■ What is asked
Copy every line that mentions the word "screenshot".

**** Provided records ****

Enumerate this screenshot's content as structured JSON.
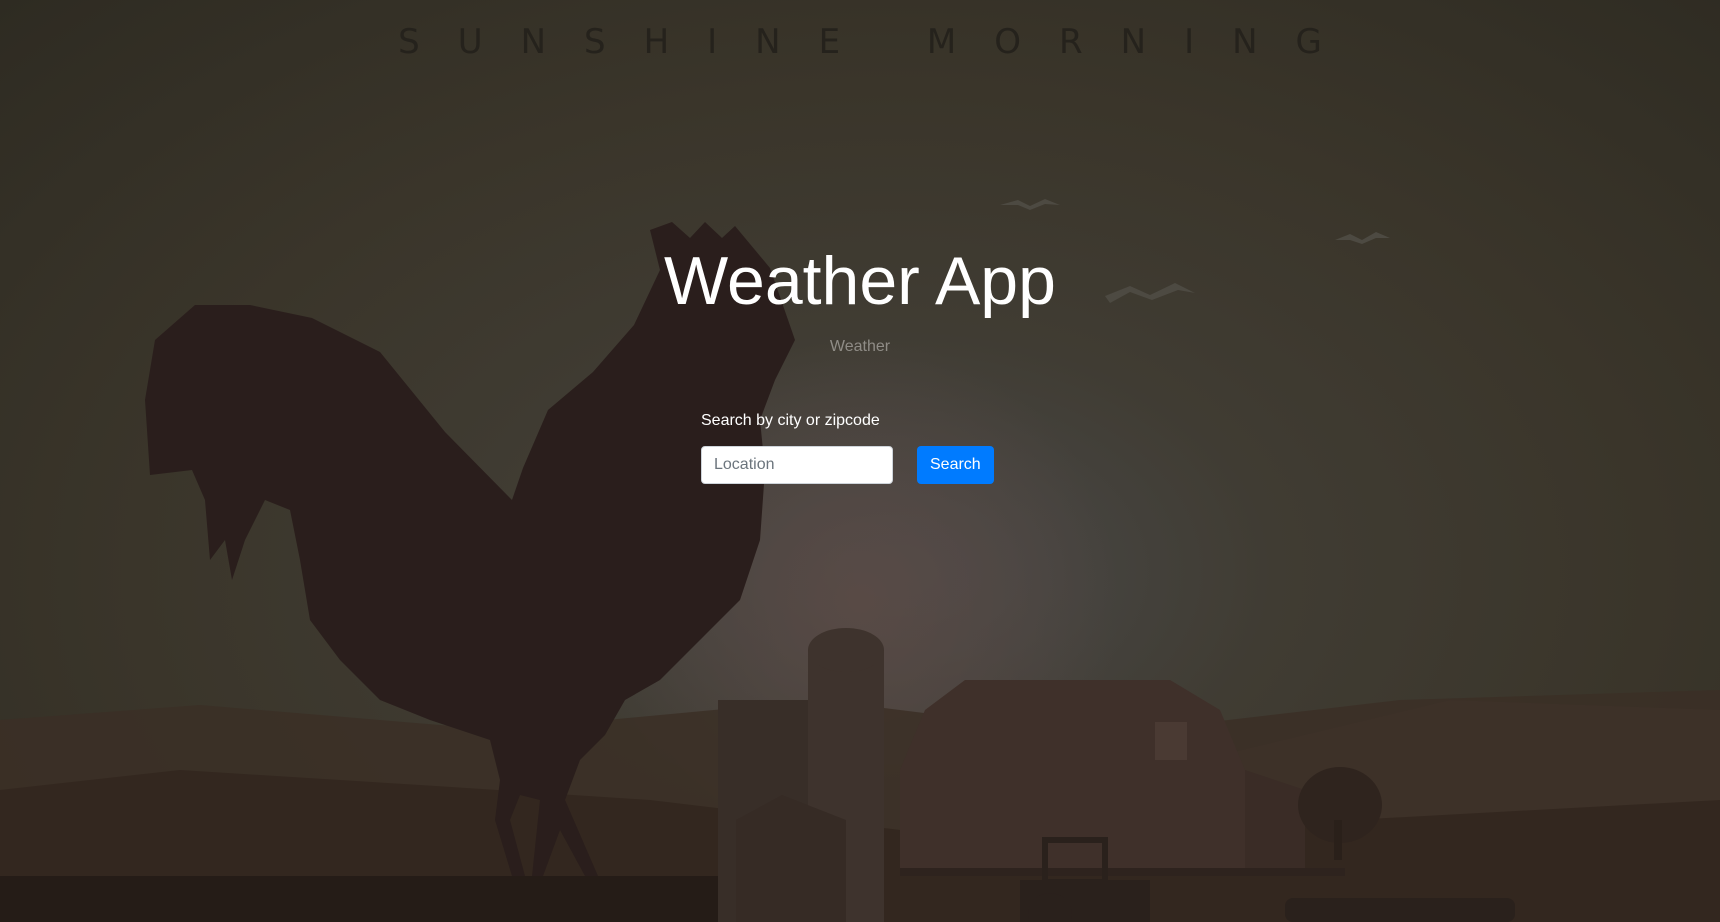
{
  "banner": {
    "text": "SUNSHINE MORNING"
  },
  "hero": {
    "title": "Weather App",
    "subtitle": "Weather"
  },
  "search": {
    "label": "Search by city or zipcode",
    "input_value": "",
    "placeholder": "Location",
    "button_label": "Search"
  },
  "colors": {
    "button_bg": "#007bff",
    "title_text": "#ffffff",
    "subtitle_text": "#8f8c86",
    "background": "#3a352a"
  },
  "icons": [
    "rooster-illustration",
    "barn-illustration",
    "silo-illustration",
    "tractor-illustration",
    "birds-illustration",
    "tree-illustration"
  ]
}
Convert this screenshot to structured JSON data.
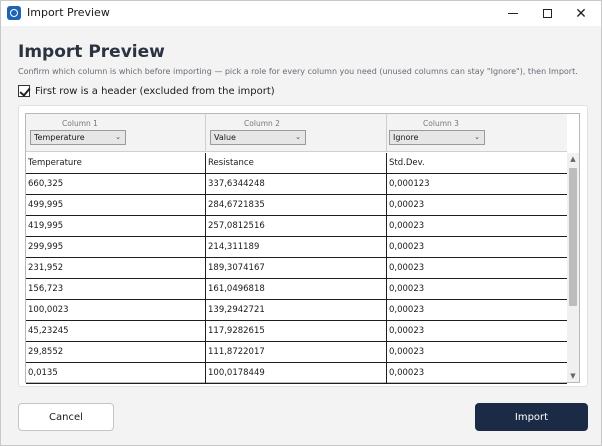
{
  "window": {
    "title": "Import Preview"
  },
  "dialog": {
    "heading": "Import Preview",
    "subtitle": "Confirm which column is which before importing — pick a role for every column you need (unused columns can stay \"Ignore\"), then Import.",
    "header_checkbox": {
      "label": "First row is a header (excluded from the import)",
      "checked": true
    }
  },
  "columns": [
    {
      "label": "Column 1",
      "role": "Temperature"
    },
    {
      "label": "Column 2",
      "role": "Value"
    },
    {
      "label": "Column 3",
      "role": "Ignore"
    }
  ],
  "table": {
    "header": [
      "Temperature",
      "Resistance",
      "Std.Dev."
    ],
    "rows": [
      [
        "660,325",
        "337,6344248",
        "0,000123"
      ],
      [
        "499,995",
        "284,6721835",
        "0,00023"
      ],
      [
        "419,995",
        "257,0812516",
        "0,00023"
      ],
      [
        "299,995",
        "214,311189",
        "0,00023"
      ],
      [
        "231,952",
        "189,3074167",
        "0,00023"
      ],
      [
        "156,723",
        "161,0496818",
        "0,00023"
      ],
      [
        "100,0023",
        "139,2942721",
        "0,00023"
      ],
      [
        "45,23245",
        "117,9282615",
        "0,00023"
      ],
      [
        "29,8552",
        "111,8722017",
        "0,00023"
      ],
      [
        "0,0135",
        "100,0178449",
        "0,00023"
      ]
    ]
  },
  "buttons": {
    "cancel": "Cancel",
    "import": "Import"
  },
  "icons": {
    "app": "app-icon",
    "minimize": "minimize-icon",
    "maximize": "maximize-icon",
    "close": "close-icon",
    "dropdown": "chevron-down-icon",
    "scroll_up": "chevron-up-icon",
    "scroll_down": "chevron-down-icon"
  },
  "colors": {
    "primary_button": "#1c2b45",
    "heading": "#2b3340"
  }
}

****

■ Solution to this task
Enumerate this screenshot's content as structured JSON.
Convert this screenshot to structured JSON data.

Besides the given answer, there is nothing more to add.